## ОТРЫВОК
^^^^^^^^^^^^^^^^
"У молодого человека, который не читает, нет перспективы..."
Приезд Павла Басинского в наш город стал возможен благодаря фестивалю «Открытая книга». Известный журналист, литературовед, бескомпромиссный критик (немного обиженный Пелевин вывел его в образе критика Бесинского в «Generation П») шесть лет назад стал писателем.
Широкую известность Павлу Валерьевичу принесла книга «Лев Толстой: бегство из рая», ставшая не только бестселлером, но и лауреатом премии «Большая книга». Удивительное дело: биография читается как роман, хотя в ней нет ни слова вымысла, только факты. Не меньший интерес представляет и книга о Горьком «Страсти по Максиму».
А совсем недавно на полках книжных магазинов появился художественный роман Павла Басинского «Полуденный бес» – интересная попытка объединить в одном произведении все жанры русского романа.
- Павел Валерьевич, на днях вам исполнилось 50 лет. Захар Прилепин на одной из фестивальных встреч так обрисовал вашу жизнь: сначала Басинский разносил в пух и прах всех писателей. Вдруг в его судьбе случился переворот, и он начал сам писать книги. Так что же это за переворот?
- У меня было два ухода из критики. С 1981 года я печатал достаточно резкие рецензии в «Литературной газете». И вдруг понял, что меня натравливают на маленьких писателей. Они действительно плохо писали, но были и очень известные литераторы, которые тоже писали плохо. Трогать их было нельзя, потому что они или являлись секретарями Союза писателей, или проводили партийную линию.
^^^^^^^^^^^^^^^^
## ПРЕДОСТАВЛЕННЫЕ ЗАПИСИ
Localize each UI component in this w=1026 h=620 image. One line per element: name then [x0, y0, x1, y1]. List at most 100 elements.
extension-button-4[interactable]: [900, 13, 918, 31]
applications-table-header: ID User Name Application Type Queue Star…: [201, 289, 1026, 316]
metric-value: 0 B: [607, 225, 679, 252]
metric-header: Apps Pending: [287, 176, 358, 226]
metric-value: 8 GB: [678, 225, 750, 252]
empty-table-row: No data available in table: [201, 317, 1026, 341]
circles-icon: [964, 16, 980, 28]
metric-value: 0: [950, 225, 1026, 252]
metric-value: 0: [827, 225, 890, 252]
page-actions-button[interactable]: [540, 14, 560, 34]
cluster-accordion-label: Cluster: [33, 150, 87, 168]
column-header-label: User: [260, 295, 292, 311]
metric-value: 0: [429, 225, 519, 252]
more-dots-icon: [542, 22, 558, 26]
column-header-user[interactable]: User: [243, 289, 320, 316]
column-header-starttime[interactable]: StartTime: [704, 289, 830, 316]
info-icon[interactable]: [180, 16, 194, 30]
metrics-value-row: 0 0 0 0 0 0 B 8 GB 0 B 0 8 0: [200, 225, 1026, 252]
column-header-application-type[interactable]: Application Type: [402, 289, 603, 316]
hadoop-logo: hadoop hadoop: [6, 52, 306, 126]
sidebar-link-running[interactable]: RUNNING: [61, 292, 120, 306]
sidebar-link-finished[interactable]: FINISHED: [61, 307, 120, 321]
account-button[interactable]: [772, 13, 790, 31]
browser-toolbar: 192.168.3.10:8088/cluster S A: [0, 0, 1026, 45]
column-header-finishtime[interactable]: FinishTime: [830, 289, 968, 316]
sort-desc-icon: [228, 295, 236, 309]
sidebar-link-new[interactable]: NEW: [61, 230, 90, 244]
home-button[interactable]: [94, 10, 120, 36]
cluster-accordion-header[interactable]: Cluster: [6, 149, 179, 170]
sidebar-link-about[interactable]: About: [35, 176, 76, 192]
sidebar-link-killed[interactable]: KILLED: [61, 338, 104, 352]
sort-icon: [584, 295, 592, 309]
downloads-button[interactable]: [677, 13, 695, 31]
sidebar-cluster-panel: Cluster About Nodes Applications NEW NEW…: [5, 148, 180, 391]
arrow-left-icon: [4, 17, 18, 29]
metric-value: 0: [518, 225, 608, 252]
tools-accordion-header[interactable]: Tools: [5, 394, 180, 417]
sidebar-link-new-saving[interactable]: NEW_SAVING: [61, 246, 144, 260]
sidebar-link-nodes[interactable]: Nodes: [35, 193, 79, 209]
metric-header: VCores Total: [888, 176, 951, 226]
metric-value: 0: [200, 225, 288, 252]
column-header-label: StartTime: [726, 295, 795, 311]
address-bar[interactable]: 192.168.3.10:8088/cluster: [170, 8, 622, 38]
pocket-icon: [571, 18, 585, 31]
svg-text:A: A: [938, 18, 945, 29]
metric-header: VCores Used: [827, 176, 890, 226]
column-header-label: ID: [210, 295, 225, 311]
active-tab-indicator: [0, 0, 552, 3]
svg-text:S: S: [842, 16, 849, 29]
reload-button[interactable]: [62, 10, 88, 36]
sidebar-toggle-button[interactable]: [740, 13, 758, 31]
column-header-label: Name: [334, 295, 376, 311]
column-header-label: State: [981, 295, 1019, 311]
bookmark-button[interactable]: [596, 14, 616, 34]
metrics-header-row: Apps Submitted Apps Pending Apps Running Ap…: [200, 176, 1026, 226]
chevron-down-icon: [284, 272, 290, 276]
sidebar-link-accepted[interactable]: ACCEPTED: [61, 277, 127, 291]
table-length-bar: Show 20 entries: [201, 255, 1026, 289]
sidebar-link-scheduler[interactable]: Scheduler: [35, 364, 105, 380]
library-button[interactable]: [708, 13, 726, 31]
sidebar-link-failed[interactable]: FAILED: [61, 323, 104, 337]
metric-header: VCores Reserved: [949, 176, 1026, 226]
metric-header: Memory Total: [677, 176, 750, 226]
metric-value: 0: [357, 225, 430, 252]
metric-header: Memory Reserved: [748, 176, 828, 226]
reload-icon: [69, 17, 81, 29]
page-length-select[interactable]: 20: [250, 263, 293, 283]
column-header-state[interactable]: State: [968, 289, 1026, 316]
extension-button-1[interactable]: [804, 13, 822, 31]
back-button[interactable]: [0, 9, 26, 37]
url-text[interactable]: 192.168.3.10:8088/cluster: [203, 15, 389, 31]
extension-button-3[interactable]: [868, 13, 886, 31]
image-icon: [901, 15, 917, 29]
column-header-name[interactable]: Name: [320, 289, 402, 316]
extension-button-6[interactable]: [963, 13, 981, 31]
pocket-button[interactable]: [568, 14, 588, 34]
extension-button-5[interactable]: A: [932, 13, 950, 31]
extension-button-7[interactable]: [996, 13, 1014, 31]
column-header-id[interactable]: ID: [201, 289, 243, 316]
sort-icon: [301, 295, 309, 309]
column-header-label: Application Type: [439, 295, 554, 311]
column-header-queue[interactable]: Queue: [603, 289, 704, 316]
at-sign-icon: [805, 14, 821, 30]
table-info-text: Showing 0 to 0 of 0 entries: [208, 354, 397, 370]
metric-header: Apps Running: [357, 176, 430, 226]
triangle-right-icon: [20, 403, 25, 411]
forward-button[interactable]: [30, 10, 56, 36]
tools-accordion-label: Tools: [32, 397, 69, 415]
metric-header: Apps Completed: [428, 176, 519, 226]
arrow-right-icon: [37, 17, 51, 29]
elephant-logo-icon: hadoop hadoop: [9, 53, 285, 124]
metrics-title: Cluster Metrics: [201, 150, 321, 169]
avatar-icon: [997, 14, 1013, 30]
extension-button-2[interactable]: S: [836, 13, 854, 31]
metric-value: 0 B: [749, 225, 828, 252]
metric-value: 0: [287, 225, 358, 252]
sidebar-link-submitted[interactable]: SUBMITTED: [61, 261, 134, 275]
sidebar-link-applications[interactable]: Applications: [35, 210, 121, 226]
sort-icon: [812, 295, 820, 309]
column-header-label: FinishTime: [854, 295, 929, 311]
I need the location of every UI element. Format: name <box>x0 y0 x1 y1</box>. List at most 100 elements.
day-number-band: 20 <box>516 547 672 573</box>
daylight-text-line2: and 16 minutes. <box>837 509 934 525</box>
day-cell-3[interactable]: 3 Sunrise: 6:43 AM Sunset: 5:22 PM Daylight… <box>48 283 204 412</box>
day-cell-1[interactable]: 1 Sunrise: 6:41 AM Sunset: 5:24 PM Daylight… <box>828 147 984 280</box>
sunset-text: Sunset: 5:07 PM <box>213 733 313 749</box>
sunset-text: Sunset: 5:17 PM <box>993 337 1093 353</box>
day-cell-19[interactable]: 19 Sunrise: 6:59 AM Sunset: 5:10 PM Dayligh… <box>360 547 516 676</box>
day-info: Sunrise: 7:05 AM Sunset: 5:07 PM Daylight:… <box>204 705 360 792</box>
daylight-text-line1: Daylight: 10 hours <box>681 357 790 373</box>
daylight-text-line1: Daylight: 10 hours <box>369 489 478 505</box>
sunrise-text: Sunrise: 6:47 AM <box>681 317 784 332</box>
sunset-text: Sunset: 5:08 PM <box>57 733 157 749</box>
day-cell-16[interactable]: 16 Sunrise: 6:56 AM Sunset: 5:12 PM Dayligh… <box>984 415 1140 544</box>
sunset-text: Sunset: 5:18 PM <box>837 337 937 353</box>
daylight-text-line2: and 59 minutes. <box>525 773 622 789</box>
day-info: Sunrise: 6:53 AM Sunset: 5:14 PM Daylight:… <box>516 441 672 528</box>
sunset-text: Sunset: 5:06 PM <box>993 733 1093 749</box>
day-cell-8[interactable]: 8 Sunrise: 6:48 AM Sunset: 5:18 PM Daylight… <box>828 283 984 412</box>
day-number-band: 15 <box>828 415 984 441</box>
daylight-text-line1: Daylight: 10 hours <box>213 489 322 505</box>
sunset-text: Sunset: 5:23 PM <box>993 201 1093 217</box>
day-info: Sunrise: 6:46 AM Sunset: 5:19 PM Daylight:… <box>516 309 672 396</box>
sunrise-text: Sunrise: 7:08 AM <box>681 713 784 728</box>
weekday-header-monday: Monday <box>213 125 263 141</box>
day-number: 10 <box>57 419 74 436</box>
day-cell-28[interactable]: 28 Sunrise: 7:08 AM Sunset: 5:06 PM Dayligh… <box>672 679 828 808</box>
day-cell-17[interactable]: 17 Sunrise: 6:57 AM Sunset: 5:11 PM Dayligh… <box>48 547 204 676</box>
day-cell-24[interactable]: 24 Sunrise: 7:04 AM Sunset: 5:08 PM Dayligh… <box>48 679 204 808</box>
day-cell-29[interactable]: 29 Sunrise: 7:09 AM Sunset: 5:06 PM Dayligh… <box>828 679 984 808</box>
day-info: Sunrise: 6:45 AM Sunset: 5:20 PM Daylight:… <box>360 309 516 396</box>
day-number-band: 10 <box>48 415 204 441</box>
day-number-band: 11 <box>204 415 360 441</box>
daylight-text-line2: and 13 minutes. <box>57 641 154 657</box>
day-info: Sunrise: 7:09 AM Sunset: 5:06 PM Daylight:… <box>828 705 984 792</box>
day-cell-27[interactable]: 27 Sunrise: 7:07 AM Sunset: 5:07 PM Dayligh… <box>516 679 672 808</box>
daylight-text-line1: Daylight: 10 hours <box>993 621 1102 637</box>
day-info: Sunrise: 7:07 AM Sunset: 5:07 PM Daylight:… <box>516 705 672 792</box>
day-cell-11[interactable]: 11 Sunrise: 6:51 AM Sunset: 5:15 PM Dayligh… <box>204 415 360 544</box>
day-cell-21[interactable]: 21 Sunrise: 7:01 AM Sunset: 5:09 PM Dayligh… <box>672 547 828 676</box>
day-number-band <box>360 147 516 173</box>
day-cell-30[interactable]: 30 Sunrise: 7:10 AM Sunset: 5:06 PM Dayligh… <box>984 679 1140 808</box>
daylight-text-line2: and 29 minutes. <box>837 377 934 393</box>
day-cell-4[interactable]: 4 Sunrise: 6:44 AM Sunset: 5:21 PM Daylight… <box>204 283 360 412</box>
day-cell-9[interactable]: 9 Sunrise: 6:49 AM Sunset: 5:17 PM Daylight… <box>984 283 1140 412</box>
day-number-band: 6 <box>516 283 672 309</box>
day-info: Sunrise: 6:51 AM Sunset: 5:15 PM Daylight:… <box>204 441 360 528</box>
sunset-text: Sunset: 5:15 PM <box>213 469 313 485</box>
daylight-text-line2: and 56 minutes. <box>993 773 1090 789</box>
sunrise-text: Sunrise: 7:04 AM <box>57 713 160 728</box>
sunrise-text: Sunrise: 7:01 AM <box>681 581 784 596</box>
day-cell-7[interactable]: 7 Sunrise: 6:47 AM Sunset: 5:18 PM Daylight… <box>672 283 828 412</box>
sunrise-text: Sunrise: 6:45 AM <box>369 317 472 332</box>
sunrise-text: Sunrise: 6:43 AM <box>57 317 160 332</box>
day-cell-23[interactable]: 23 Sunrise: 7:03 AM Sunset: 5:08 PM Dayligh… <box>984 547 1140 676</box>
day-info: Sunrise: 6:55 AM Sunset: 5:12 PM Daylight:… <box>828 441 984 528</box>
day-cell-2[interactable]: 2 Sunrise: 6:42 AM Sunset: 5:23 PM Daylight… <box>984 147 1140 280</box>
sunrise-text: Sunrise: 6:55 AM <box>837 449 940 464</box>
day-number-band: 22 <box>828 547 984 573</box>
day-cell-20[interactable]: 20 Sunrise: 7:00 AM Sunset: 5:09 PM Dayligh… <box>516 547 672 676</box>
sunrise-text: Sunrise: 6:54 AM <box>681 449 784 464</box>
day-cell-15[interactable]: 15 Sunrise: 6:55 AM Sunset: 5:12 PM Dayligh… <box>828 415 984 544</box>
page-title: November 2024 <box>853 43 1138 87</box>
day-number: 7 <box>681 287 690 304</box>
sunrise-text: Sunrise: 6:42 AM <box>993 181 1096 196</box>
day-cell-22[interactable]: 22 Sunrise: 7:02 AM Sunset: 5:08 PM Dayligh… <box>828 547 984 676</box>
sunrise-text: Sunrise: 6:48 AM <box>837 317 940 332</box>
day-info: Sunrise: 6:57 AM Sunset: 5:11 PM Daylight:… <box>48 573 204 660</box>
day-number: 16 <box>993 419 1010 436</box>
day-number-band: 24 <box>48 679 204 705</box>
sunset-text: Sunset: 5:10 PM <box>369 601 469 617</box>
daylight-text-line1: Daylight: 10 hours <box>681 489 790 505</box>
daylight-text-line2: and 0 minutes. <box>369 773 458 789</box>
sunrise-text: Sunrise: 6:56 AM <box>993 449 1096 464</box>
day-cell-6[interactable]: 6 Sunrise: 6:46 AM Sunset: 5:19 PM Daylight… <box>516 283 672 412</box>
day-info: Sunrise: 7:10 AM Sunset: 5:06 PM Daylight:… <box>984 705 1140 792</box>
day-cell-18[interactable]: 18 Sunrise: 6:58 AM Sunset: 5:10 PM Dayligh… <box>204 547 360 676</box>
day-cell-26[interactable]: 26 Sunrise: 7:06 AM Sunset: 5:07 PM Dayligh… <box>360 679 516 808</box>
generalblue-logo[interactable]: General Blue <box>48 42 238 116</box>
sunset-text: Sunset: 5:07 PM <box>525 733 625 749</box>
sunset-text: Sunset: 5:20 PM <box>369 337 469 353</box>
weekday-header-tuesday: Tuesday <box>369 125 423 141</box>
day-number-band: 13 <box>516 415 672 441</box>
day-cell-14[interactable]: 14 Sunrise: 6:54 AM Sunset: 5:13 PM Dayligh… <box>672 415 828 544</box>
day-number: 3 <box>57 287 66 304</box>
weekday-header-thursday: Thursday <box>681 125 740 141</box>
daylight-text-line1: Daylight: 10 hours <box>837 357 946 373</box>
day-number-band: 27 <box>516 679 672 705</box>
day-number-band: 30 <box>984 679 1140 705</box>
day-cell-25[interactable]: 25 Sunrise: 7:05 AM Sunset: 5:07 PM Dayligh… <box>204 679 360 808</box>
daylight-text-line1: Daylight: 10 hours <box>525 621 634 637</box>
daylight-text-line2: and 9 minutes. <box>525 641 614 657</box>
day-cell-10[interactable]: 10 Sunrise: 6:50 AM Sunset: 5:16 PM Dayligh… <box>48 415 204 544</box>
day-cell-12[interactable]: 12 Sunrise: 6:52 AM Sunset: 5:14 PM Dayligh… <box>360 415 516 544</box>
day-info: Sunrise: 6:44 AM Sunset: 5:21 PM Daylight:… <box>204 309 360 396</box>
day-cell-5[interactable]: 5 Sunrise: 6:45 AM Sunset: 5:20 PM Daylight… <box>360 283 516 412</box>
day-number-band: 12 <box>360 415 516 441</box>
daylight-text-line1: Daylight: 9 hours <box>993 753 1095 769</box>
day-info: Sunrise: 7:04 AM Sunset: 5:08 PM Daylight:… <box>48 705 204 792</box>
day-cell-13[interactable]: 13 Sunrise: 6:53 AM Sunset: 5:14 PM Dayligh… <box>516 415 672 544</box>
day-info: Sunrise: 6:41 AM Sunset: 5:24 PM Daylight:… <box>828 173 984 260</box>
^^^^^^^^^^^^^^^^
## ЗАДАНИЯ
a) Ответьте по отрывку на три вопроса, каждый ответ дайте с новой строки с той же пометкой:
(i) Благодаря какому фестивалю стал возможен приезд Павла Басинского в город?
(ii) Лауреатом какой премии стала книга «Лев Толстой: бегство из рая»?
(iii) С какого года Басинский печатал рецензии в «Литературной газете»?
b) Перечислите все книги Павла Басинского, которые названы в отрывке.
Для ответов пользуйтесь только отрывком.

## ОТВЕТЫ К ЗАДАНИЯМ
a)
(i) Благодаря фестивалю «Открытая книга».
(ii) Премии «Большая книга».
(iii) С 1981 года.

b)
«Лев Толстой: бегство из рая»
«Страсти по Максиму»
«Полуденный бес»